* **Extracted data entries**

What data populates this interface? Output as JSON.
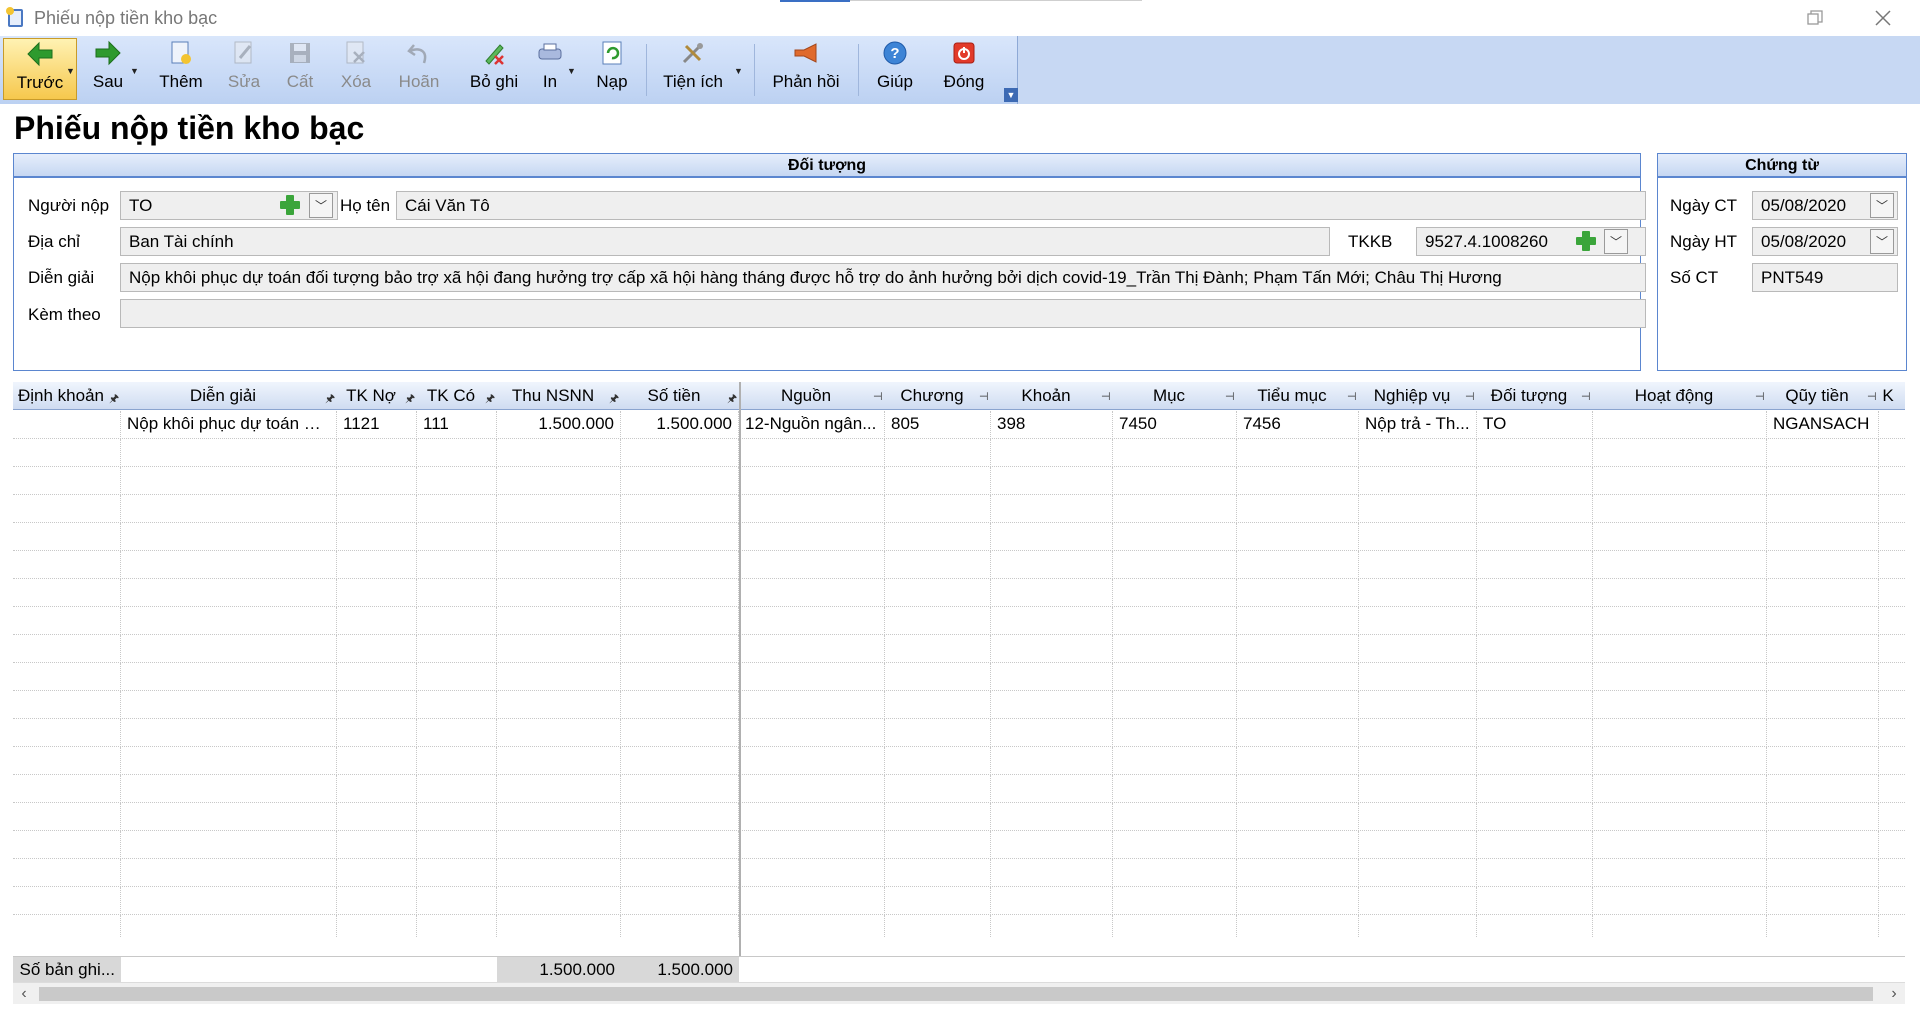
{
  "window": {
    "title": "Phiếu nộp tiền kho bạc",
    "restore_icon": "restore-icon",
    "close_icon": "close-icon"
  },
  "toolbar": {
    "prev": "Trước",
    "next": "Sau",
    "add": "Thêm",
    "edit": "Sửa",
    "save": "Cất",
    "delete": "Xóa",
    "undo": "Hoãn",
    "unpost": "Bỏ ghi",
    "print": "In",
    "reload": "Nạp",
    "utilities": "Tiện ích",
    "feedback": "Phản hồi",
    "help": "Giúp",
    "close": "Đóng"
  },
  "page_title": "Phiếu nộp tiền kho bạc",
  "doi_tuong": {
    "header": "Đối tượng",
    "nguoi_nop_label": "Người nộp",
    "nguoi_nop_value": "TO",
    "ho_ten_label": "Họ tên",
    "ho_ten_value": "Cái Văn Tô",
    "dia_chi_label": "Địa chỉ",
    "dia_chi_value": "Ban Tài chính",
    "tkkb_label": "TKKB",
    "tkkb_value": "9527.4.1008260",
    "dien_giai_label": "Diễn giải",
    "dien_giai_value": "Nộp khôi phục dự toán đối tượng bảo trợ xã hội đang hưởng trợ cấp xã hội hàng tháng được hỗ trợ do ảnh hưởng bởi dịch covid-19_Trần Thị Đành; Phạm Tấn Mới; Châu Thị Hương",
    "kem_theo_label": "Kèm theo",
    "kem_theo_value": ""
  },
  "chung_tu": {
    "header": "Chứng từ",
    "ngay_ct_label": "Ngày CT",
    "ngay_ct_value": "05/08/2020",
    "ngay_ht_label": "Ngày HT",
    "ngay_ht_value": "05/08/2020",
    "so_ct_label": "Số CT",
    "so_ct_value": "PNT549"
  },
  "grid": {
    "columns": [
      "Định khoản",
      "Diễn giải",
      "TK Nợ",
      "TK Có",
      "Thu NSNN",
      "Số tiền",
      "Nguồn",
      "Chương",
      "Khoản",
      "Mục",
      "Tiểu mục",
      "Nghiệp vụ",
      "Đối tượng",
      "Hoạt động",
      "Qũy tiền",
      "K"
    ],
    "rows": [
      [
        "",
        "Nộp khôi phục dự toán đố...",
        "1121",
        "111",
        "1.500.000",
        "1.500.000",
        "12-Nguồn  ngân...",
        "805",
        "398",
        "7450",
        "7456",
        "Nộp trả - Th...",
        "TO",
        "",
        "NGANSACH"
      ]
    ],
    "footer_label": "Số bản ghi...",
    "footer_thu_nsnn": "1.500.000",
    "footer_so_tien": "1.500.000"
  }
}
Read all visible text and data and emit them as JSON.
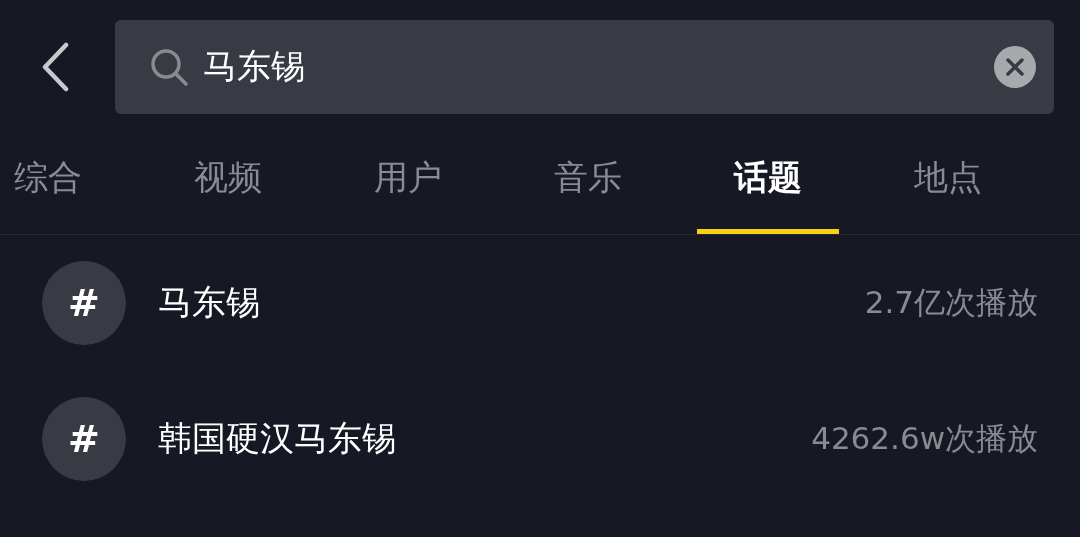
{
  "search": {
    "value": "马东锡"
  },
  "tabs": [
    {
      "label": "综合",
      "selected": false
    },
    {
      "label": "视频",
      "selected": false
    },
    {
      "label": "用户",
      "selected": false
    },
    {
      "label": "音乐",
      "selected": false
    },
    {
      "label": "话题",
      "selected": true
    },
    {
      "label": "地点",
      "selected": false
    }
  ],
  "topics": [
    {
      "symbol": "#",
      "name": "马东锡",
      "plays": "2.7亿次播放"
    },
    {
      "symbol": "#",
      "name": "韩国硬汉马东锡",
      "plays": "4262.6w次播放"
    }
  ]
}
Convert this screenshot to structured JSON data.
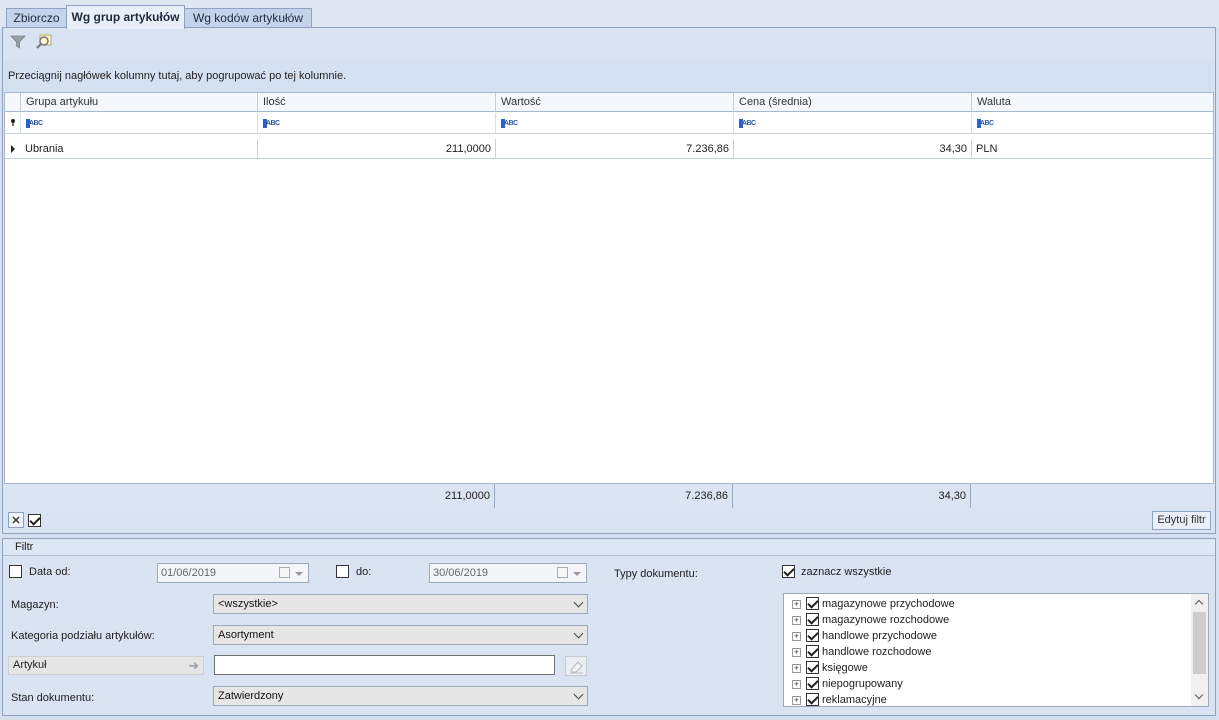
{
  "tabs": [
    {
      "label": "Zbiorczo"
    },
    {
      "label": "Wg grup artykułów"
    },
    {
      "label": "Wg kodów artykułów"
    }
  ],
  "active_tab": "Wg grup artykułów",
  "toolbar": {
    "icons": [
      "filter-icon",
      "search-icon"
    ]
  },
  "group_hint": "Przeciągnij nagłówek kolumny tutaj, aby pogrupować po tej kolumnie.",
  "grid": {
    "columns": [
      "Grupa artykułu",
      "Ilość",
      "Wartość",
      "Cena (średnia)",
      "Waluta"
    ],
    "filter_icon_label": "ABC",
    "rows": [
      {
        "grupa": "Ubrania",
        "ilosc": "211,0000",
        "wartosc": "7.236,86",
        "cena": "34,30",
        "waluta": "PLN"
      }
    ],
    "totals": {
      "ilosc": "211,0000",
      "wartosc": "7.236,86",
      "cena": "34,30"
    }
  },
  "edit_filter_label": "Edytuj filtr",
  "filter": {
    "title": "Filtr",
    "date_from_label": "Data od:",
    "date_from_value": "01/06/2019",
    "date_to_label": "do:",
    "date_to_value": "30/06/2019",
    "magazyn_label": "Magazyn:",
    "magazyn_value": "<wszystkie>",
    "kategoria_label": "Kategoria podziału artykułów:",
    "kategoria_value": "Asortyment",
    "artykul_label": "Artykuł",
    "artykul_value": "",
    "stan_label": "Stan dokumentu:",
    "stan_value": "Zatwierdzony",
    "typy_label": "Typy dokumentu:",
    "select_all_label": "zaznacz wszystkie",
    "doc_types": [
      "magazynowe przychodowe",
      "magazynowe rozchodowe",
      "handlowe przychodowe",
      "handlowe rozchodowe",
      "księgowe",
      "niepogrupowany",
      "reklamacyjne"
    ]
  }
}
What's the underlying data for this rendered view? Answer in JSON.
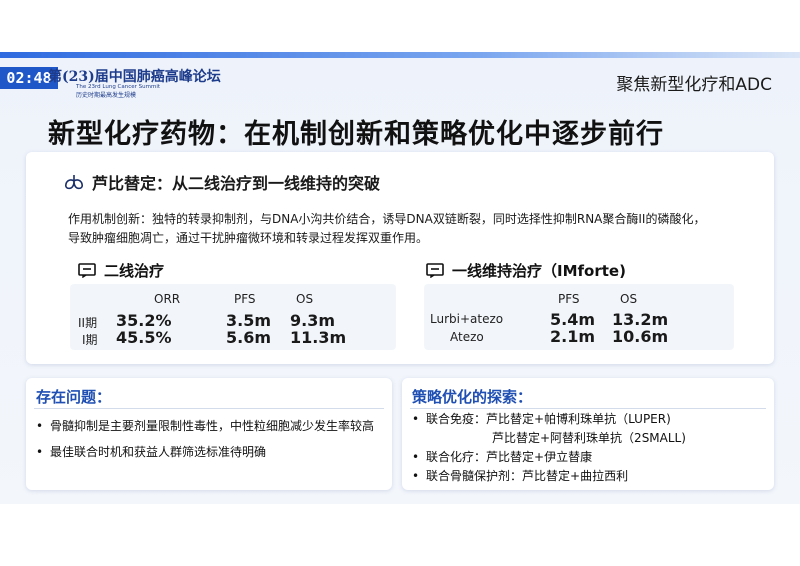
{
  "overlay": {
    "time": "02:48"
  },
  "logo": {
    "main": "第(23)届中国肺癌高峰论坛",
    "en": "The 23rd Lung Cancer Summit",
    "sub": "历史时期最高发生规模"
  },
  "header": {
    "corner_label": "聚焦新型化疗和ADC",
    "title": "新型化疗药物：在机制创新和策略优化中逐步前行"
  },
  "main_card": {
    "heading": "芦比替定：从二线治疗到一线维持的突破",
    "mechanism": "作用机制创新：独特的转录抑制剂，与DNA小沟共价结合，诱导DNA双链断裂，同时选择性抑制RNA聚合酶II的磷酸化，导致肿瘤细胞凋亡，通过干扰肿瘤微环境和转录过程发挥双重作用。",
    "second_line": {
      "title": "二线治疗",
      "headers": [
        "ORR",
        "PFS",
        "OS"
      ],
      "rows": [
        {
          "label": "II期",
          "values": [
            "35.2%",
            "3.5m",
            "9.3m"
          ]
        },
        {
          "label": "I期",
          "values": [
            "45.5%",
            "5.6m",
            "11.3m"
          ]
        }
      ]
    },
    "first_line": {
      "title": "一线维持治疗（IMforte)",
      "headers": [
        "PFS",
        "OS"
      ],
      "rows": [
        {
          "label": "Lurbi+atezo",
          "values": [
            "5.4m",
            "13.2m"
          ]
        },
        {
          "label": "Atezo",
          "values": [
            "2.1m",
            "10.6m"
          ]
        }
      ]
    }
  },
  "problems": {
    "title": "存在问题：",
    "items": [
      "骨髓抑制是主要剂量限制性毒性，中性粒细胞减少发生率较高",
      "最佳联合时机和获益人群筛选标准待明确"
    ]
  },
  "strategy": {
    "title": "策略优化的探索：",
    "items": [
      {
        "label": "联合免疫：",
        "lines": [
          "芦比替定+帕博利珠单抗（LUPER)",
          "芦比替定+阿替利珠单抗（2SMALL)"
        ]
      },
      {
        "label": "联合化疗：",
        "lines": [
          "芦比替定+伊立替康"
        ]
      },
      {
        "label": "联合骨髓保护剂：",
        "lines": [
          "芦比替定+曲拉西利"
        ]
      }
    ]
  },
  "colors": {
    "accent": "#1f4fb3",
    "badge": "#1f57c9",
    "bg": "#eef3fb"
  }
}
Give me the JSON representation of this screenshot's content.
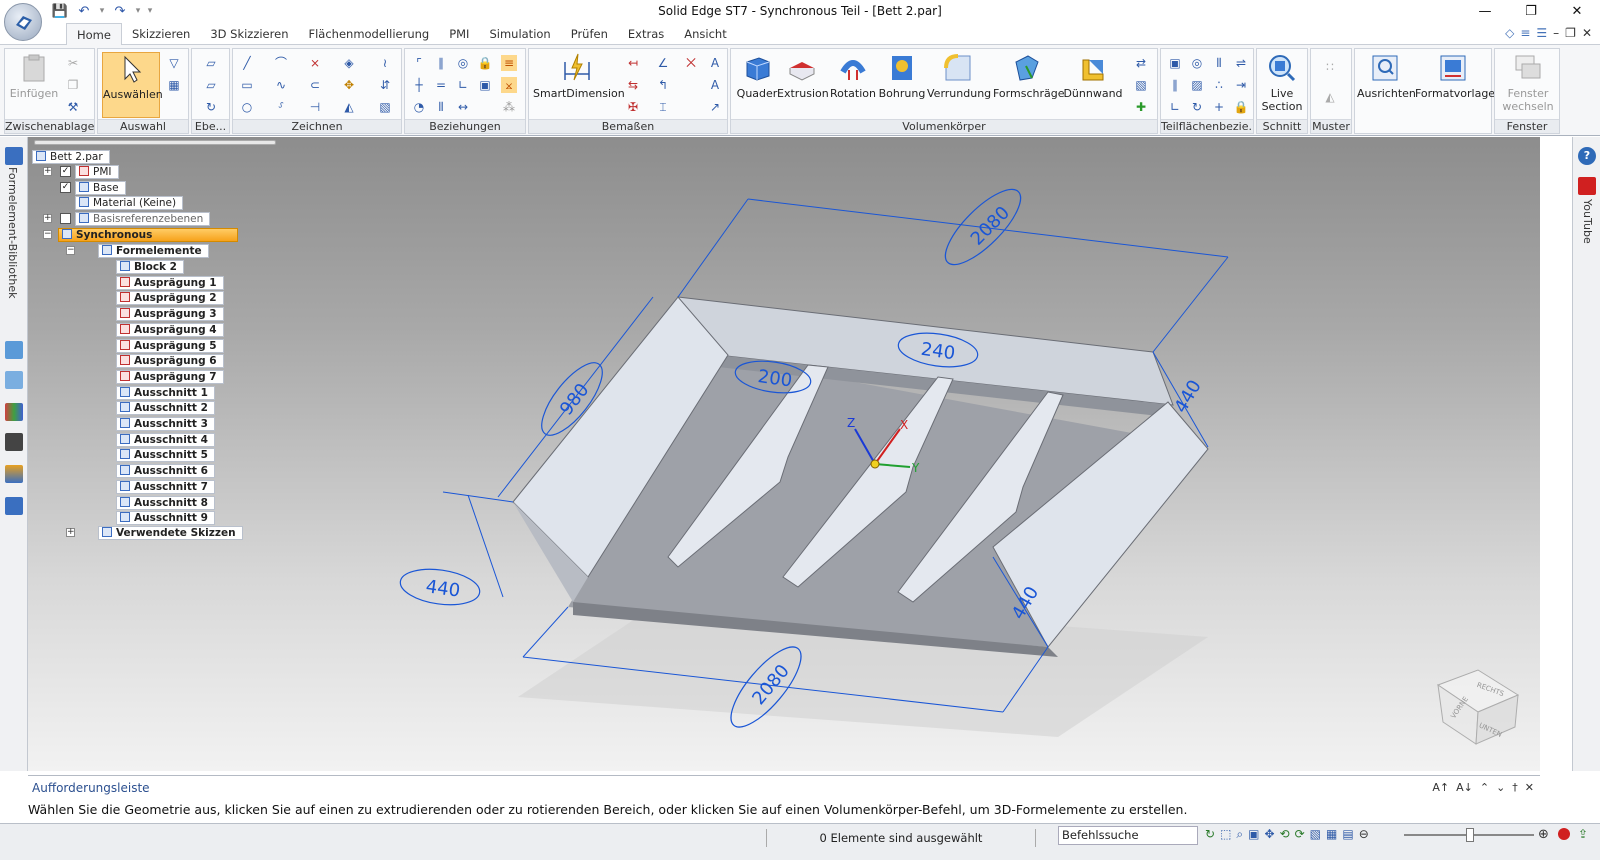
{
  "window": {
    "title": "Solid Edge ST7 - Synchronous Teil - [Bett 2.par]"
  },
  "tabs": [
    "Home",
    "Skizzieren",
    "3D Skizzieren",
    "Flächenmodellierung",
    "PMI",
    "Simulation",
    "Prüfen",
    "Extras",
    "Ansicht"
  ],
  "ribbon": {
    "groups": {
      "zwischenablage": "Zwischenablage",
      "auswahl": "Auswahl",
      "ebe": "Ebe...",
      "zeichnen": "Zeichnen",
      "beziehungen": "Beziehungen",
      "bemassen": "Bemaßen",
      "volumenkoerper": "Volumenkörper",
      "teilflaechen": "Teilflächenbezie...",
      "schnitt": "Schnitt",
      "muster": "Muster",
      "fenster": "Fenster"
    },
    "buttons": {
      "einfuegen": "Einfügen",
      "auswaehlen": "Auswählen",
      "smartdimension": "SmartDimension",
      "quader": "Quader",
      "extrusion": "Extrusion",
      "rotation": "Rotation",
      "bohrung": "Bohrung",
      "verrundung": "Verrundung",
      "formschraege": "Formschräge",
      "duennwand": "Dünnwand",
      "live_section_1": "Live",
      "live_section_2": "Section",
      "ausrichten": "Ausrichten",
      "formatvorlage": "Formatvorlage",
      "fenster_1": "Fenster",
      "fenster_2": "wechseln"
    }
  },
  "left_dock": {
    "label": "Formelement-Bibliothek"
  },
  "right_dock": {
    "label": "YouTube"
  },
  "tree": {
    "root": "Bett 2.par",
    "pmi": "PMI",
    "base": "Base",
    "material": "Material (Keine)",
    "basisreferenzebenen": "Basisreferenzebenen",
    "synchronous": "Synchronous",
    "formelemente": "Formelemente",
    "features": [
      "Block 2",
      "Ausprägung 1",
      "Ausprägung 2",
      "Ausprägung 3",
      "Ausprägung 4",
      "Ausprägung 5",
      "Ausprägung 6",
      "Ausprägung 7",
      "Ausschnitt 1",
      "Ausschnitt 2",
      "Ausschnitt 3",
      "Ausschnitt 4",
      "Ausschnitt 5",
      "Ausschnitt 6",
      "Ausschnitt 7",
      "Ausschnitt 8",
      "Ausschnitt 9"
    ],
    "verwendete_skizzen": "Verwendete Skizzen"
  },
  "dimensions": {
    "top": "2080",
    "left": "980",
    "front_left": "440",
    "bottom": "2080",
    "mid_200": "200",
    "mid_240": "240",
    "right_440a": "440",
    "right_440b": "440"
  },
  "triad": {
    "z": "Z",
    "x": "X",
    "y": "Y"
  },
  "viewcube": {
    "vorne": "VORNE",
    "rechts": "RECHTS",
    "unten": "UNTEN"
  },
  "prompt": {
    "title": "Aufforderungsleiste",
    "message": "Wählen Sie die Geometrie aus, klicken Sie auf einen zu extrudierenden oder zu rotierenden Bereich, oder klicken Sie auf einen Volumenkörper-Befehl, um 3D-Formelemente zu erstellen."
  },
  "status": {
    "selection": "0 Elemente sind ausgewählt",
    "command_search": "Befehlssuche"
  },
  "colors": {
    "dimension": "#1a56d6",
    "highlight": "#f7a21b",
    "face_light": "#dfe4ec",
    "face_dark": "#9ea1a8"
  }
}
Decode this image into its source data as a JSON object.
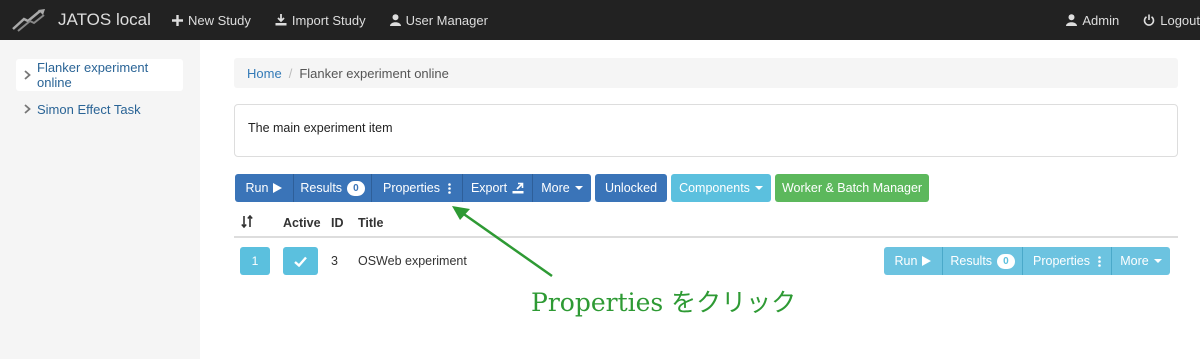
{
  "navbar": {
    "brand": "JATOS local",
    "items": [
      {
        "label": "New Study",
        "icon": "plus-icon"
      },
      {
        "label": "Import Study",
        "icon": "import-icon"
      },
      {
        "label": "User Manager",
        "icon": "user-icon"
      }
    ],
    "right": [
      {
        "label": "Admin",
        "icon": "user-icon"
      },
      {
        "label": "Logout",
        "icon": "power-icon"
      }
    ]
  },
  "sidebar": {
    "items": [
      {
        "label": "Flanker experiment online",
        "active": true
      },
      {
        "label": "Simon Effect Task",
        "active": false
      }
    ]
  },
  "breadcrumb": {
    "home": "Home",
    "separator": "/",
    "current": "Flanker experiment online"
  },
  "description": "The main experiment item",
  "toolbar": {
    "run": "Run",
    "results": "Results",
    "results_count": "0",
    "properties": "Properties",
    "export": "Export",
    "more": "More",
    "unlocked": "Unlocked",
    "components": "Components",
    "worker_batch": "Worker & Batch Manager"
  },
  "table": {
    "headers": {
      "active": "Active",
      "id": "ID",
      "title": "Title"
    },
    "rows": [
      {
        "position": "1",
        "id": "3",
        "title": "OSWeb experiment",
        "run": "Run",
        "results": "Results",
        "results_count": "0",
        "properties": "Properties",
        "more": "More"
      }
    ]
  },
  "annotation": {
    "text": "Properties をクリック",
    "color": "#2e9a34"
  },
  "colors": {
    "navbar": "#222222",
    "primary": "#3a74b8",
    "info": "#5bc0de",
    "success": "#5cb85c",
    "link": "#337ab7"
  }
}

* **PROBLEM DETAILS**
Check each line of the records for the word "tiền" and extract those that contain it.

* **WRITTEN ANSWER**
    "title": "Phiếu nộp tiền kho bạc",
  "page_title": "Phiếu nộp tiền kho bạc",
      "Số tiền",
      "Qũy tiền",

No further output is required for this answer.